Every record that follows should be printed verbatim.

(Raw records):

☆ ☆ ☆

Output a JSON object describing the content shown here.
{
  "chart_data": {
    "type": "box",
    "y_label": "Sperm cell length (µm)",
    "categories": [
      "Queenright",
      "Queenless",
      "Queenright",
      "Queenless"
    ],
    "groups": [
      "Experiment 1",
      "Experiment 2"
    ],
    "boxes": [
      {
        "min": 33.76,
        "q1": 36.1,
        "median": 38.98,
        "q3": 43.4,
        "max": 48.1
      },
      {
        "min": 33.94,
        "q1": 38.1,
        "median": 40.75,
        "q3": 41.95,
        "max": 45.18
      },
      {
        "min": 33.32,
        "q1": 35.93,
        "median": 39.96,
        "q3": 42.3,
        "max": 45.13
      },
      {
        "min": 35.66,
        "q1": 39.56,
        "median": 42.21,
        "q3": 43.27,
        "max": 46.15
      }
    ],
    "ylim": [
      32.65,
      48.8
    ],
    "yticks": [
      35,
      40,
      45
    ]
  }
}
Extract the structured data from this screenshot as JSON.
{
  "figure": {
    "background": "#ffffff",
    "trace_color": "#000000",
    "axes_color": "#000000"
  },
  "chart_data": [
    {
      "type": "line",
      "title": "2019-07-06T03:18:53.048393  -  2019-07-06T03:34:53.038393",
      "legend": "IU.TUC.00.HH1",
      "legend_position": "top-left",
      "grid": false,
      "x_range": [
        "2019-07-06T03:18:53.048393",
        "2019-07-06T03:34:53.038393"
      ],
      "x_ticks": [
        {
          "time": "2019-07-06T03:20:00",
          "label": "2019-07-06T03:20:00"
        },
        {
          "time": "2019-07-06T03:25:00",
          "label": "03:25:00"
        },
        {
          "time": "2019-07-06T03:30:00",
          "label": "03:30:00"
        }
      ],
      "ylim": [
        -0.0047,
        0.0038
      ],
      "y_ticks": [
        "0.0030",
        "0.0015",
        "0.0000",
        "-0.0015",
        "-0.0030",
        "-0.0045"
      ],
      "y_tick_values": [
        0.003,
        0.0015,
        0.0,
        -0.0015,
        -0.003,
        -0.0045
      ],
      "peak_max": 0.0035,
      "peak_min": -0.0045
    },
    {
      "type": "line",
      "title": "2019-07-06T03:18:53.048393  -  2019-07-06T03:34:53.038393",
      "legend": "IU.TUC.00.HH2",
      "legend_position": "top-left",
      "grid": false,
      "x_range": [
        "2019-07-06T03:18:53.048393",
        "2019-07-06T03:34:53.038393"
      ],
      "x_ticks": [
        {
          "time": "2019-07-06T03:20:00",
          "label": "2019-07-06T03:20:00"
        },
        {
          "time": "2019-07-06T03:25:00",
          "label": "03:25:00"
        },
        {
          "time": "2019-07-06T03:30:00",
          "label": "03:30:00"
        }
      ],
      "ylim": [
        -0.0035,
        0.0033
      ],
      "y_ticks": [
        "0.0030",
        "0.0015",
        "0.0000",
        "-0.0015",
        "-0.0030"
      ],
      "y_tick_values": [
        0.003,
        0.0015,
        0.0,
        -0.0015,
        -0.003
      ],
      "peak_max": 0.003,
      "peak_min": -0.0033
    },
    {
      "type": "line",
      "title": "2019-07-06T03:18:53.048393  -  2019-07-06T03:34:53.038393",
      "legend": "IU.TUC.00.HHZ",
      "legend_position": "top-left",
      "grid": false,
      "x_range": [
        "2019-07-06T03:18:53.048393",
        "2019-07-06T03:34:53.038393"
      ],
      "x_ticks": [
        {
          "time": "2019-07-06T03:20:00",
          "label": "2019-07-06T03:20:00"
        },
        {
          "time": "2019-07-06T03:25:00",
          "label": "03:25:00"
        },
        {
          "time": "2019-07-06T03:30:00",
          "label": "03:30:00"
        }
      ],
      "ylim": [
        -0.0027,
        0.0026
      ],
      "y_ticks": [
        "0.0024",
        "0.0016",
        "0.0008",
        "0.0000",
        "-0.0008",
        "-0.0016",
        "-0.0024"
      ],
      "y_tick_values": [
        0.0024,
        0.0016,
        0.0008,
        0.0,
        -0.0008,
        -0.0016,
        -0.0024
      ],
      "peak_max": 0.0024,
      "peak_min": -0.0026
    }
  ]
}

☆ ☆ ☆

(Finished exercise):
Output a JSON object describing the content shown here.
{
  "chart_data": {
    "type": "box",
    "y_label": "Sperm cell length (µm)",
    "categories": [
      "Queenright",
      "Queenless",
      "Queenright",
      "Queenless"
    ],
    "groups": [
      "Experiment 1",
      "Experiment 2"
    ],
    "boxes": [
      {
        "min": 33.76,
        "q1": 36.1,
        "median": 38.98,
        "q3": 43.4,
        "max": 48.1
      },
      {
        "min": 33.94,
        "q1": 38.1,
        "median": 40.75,
        "q3": 41.95,
        "max": 45.18
      },
      {
        "min": 33.32,
        "q1": 35.93,
        "median": 39.96,
        "q3": 42.3,
        "max": 45.13
      },
      {
        "min": 35.66,
        "q1": 39.56,
        "median": 42.21,
        "q3": 43.27,
        "max": 46.15
      }
    ],
    "ylim": [
      32.65,
      48.8
    ],
    "yticks": [
      35,
      40,
      45
    ]
  }
}
Extract the structured data from this screenshot as JSON.
{
  "figure": {
    "background": "#ffffff",
    "trace_color": "#000000",
    "axes_color": "#000000"
  },
  "chart_data": [
    {
      "type": "line",
      "title": "2019-07-06T03:18:53.048393  -  2019-07-06T03:34:53.038393",
      "legend": "IU.TUC.00.HH1",
      "legend_position": "top-left",
      "grid": false,
      "x_range": [
        "2019-07-06T03:18:53.048393",
        "2019-07-06T03:34:53.038393"
      ],
      "x_ticks": [
        {
          "time": "2019-07-06T03:20:00",
          "label": "2019-07-06T03:20:00"
        },
        {
          "time": "2019-07-06T03:25:00",
          "label": "03:25:00"
        },
        {
          "time": "2019-07-06T03:30:00",
          "label": "03:30:00"
        }
      ],
      "ylim": [
        -0.0047,
        0.0038
      ],
      "y_ticks": [
        "0.0030",
        "0.0015",
        "0.0000",
        "-0.0015",
        "-0.0030",
        "-0.0045"
      ],
      "y_tick_values": [
        0.003,
        0.0015,
        0.0,
        -0.0015,
        -0.003,
        -0.0045
      ],
      "peak_max": 0.0035,
      "peak_min": -0.0045
    },
    {
      "type": "line",
      "title": "2019-07-06T03:18:53.048393  -  2019-07-06T03:34:53.038393",
      "legend": "IU.TUC.00.HH2",
      "legend_position": "top-left",
      "grid": false,
      "x_range": [
        "2019-07-06T03:18:53.048393",
        "2019-07-06T03:34:53.038393"
      ],
      "x_ticks": [
        {
          "time": "2019-07-06T03:20:00",
          "label": "2019-07-06T03:20:00"
        },
        {
          "time": "2019-07-06T03:25:00",
          "label": "03:25:00"
        },
        {
          "time": "2019-07-06T03:30:00",
          "label": "03:30:00"
        }
      ],
      "ylim": [
        -0.0035,
        0.0033
      ],
      "y_ticks": [
        "0.0030",
        "0.0015",
        "0.0000",
        "-0.0015",
        "-0.0030"
      ],
      "y_tick_values": [
        0.003,
        0.0015,
        0.0,
        -0.0015,
        -0.003
      ],
      "peak_max": 0.003,
      "peak_min": -0.0033
    },
    {
      "type": "line",
      "title": "2019-07-06T03:18:53.048393  -  2019-07-06T03:34:53.038393",
      "legend": "IU.TUC.00.HHZ",
      "legend_position": "top-left",
      "grid": false,
      "x_range": [
        "2019-07-06T03:18:53.048393",
        "2019-07-06T03:34:53.038393"
      ],
      "x_ticks": [
        {
          "time": "2019-07-06T03:20:00",
          "label": "2019-07-06T03:20:00"
        },
        {
          "time": "2019-07-06T03:25:00",
          "label": "03:25:00"
        },
        {
          "time": "2019-07-06T03:30:00",
          "label": "03:30:00"
        }
      ],
      "ylim": [
        -0.0027,
        0.0026
      ],
      "y_ticks": [
        "0.0024",
        "0.0016",
        "0.0008",
        "0.0000",
        "-0.0008",
        "-0.0016",
        "-0.0024"
      ],
      "y_tick_values": [
        0.0024,
        0.0016,
        0.0008,
        0.0,
        -0.0008,
        -0.0016,
        -0.0024
      ],
      "peak_max": 0.0024,
      "peak_min": -0.0026
    }
  ]
}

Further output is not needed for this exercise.